··· MATERIAL PROVIDED

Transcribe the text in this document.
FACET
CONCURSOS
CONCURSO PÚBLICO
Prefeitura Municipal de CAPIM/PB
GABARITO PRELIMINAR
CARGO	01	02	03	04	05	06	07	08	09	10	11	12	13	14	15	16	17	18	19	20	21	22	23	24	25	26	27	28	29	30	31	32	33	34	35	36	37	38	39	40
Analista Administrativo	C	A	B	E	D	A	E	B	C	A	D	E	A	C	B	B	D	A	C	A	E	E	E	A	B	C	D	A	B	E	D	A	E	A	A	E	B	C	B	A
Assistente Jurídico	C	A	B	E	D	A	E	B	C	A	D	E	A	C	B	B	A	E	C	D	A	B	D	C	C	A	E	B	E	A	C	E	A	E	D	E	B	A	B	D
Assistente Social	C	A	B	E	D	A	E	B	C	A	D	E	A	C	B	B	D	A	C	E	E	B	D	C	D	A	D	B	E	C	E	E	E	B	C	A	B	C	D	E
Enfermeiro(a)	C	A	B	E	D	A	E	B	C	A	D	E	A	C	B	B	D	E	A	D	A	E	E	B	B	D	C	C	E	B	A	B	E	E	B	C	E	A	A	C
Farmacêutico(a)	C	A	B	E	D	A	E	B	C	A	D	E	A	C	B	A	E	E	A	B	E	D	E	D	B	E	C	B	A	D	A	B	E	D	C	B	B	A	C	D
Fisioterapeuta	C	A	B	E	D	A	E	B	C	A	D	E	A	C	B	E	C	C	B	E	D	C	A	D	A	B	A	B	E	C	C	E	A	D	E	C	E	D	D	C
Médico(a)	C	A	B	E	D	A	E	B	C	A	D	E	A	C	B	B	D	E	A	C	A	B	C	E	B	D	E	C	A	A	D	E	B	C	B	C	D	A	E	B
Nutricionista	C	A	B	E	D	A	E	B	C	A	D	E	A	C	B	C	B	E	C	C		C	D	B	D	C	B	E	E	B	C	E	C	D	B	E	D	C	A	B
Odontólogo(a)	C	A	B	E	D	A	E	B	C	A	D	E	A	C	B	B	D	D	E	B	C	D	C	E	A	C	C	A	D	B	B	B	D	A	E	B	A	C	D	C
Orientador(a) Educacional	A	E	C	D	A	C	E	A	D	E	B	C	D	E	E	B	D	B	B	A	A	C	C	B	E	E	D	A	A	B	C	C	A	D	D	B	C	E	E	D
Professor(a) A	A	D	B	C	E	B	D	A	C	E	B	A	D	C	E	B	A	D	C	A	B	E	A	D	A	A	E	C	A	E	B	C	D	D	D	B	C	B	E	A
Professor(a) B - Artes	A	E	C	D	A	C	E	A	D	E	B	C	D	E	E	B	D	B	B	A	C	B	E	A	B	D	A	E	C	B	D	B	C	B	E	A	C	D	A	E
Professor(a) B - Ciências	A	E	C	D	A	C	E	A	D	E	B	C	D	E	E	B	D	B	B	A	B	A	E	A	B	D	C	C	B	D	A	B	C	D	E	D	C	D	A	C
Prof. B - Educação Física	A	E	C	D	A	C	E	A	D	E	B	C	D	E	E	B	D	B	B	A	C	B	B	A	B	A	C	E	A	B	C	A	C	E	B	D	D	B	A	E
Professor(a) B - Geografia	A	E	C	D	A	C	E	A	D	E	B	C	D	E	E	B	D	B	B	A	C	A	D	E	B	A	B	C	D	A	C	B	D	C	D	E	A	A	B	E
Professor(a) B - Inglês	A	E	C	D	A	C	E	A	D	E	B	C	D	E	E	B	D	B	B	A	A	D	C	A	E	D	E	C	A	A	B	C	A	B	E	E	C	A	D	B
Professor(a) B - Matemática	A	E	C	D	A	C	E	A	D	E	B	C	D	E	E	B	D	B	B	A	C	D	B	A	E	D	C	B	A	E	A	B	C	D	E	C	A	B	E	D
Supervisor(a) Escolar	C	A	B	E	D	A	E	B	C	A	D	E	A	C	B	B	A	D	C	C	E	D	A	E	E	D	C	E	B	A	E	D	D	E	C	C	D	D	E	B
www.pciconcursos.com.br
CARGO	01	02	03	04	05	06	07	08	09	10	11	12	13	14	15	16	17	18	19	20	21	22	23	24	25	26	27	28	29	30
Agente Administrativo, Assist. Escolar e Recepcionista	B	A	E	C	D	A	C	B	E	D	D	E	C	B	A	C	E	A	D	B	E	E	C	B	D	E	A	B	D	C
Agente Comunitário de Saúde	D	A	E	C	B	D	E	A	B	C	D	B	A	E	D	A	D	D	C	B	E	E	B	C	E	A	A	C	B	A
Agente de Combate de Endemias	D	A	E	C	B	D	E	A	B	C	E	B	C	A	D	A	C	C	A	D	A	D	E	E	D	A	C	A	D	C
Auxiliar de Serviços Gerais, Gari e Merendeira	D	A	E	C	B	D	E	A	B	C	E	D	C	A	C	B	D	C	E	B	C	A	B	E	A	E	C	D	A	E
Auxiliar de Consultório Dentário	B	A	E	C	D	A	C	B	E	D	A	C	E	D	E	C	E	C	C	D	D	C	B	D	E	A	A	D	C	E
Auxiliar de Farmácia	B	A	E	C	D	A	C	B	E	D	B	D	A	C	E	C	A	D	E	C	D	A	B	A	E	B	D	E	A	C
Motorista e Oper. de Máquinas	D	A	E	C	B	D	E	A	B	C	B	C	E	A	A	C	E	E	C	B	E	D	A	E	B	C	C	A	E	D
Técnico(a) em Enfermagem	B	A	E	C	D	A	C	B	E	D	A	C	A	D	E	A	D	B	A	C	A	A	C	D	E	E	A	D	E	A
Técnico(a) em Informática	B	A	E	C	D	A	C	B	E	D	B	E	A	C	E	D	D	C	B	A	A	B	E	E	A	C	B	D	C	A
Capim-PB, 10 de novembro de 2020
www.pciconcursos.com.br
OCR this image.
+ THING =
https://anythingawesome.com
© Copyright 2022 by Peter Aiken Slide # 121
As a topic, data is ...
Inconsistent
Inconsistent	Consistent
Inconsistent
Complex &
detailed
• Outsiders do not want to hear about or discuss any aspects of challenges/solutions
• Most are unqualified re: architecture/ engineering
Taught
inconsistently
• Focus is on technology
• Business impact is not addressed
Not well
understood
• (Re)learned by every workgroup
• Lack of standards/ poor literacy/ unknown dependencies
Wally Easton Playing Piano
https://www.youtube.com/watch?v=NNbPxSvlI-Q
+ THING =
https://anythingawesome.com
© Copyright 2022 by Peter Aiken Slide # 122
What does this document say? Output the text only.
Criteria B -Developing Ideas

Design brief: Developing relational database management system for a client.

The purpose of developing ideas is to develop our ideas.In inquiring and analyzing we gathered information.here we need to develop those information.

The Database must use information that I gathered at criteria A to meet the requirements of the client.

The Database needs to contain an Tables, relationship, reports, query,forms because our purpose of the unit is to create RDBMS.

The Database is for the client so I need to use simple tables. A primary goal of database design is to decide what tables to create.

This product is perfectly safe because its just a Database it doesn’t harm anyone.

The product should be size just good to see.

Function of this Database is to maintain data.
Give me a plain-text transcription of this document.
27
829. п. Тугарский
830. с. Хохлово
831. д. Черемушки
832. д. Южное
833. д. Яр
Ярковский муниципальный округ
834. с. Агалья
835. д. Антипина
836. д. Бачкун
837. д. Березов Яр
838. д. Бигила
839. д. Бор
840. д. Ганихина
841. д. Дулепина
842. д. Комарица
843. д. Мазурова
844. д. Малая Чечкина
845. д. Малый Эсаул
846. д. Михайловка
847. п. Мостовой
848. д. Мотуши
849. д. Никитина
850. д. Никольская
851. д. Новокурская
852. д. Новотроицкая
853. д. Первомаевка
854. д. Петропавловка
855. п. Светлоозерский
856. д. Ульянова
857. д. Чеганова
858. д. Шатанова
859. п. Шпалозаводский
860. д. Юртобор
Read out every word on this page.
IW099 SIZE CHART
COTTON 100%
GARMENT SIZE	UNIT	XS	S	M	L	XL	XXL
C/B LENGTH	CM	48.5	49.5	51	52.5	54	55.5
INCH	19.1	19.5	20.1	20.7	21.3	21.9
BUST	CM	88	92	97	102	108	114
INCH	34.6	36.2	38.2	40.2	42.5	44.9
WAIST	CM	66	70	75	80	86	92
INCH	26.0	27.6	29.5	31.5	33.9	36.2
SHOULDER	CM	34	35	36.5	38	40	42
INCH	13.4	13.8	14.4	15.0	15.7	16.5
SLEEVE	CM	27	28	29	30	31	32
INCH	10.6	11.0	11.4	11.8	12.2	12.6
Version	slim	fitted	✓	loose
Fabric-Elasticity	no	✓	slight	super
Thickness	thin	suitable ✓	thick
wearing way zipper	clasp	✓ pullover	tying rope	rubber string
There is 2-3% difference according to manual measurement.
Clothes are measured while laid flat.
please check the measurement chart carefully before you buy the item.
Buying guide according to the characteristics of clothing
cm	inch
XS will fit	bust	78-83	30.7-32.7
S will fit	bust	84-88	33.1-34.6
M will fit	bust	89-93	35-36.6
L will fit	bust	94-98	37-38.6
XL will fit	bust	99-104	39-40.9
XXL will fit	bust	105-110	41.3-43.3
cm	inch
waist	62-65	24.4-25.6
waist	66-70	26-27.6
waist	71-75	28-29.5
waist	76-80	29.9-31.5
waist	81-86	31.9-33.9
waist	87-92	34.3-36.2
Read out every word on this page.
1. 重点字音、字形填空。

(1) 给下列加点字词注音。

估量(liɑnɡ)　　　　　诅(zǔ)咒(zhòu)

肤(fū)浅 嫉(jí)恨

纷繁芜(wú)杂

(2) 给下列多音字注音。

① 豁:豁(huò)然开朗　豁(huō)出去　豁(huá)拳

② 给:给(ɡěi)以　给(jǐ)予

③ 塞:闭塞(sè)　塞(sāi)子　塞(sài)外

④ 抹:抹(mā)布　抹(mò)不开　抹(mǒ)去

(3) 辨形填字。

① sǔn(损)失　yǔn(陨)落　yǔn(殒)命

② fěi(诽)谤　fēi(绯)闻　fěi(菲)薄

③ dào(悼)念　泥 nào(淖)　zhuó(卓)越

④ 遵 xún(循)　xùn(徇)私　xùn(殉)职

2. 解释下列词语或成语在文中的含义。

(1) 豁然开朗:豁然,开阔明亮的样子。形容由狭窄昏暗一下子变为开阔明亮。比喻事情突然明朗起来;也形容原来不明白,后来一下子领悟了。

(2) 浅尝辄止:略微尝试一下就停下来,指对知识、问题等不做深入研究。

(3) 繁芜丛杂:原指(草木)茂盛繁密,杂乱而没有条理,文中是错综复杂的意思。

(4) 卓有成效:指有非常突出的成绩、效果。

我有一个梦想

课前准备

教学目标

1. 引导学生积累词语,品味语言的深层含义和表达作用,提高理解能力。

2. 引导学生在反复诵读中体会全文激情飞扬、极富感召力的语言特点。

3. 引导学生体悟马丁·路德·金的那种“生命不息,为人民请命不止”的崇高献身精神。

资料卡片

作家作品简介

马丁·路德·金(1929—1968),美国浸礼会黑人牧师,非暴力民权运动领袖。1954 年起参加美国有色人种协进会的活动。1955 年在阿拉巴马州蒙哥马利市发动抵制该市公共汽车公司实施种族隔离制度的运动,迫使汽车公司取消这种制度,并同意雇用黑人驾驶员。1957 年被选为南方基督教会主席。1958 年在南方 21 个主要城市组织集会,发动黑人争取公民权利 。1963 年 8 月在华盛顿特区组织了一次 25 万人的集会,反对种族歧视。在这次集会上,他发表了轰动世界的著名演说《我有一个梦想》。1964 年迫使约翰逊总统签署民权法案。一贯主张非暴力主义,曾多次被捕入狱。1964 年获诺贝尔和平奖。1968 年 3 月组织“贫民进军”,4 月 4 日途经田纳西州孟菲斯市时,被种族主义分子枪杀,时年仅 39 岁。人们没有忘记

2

······

▸ **WHAT YOU ARE ASKED TO DO**
Where a line of the records above holds the word "我有一个梦想", copy that line.

▸ **REPLY**
我有一个梦想
马丁·路德·金(1929—1968),美国浸礼会黑人牧师,非暴力民权运动领袖。1954 年起参加美国有色人种协进会的活动。1955 年在阿拉巴马州蒙哥马利市发动抵制该市公共汽车公司实施种族隔离制度的运动,迫使汽车公司取消这种制度,并同意雇用黑人驾驶员。1957 年被选为南方基督教会主席。1958 年在南方 21 个主要城市组织集会,发动黑人争取公民权利 。1963 年 8 月在华盛顿特区组织了一次 25 万人的集会,反对种族歧视。在这次集会上,他发表了轰动世界的著名演说《我有一个梦想》。1964 年迫使约翰逊总统签署民权法案。一贯主张非暴力主义,曾多次被捕入狱。1964 年获诺贝尔和平奖。1968 年 3 月组织“贫民进军”,4 月 4 日途经田纳西州孟菲斯市时,被种族主义分子枪杀,时年仅 39 岁。人们没有忘记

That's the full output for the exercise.